## Supplied material
○ ○ ○ ○ ○
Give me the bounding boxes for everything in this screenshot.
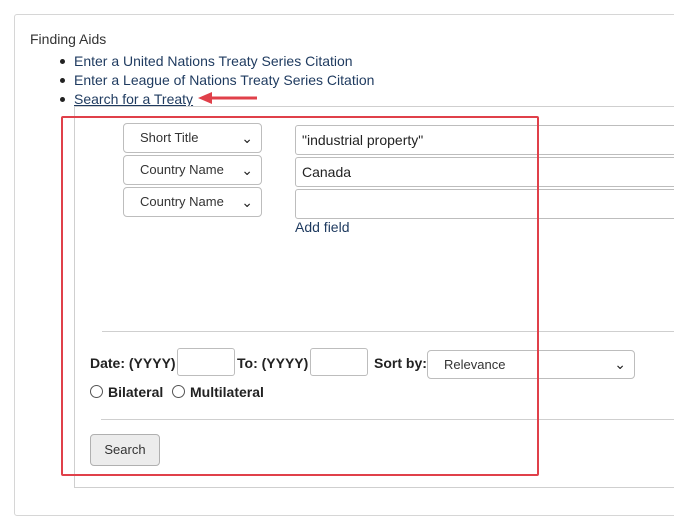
- add-field-link[interactable]: Add field: [295, 219, 349, 235]
- date-from-input[interactable]: [177, 348, 235, 376]
- sort-select[interactable]: Relevance ⌄: [427, 350, 635, 379]
- chevron-down-icon: ⌄: [241, 130, 253, 146]
- finding-aids-heading: Finding Aids: [30, 31, 107, 47]
- sort-by-label: Sort by:: [374, 355, 427, 371]
- chevron-down-icon: ⌄: [241, 194, 253, 210]
- arrow-left-icon: [198, 92, 257, 104]
- search-input-2[interactable]: Canada: [295, 157, 674, 187]
- radio-circle-icon: [172, 385, 185, 398]
- field-select-1[interactable]: Short Title ⌄: [123, 123, 262, 153]
- radio-bilateral[interactable]: Bilateral: [90, 384, 163, 400]
- radio-circle-icon: [90, 385, 103, 398]
- chevron-down-icon: ⌄: [241, 162, 253, 178]
- field-select-3[interactable]: Country Name ⌄: [123, 187, 262, 217]
- search-input-3[interactable]: [295, 189, 674, 219]
- date-to-input[interactable]: [310, 348, 368, 376]
- divider: [102, 331, 674, 332]
- search-input-1[interactable]: "industrial property": [295, 125, 674, 155]
- radio-multilateral[interactable]: Multilateral: [172, 384, 264, 400]
- chevron-down-icon: ⌄: [614, 356, 626, 372]
- field-select-2[interactable]: Country Name ⌄: [123, 155, 262, 185]
- search-button[interactable]: Search: [90, 434, 160, 466]
- date-from-label: Date: (YYYY): [90, 355, 176, 371]
- link-un-treaty-citation[interactable]: Enter a United Nations Treaty Series Cit…: [59, 52, 374, 71]
- date-to-label: To: (YYYY): [237, 355, 309, 371]
- divider: [101, 419, 674, 420]
- link-league-treaty-citation[interactable]: Enter a League of Nations Treaty Series …: [59, 71, 374, 90]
○ ○ ○ ○ ○
## Objective
Present the listing lines as a Markdown table with the columns "Row" and "Element". Start with the line that contains "- add-field-link[interactable]: Add", go on through the line that contains "- field-select-1[interactable]: Short", and leave out any blank lines.

## Solution for this problem
| Row | Element |
|---|---|
| 1 | - add-field-link[interactable]: Add field: [295, 219, 349, 235] |
| 2 | - date-from-input[interactable]: [177, 348, 235, 376] |
| 3 | - sort-select[interactable]: Relevance ⌄: [427, 350, 635, 379] |
| 4 | - chevron-down-icon: ⌄: [241, 130, 253, 146] |
| 5 | - finding-aids-heading: Finding Aids: [30, 31, 107, 47] |
| 6 | - sort-by-label: Sort by:: [374, 355, 427, 371] |
| 7 | - chevron-down-icon: ⌄: [241, 194, 253, 210] |
| 8 | - arrow-left-icon: [198, 92, 257, 104] |
| 9 | - search-input-2[interactable]: Canada: [295, 157, 674, 187] |
| 10 | - radio-circle-icon: [172, 385, 185, 398] |
| 11 | - field-select-1[interactable]: Short Title ⌄: [123, 123, 262, 153] |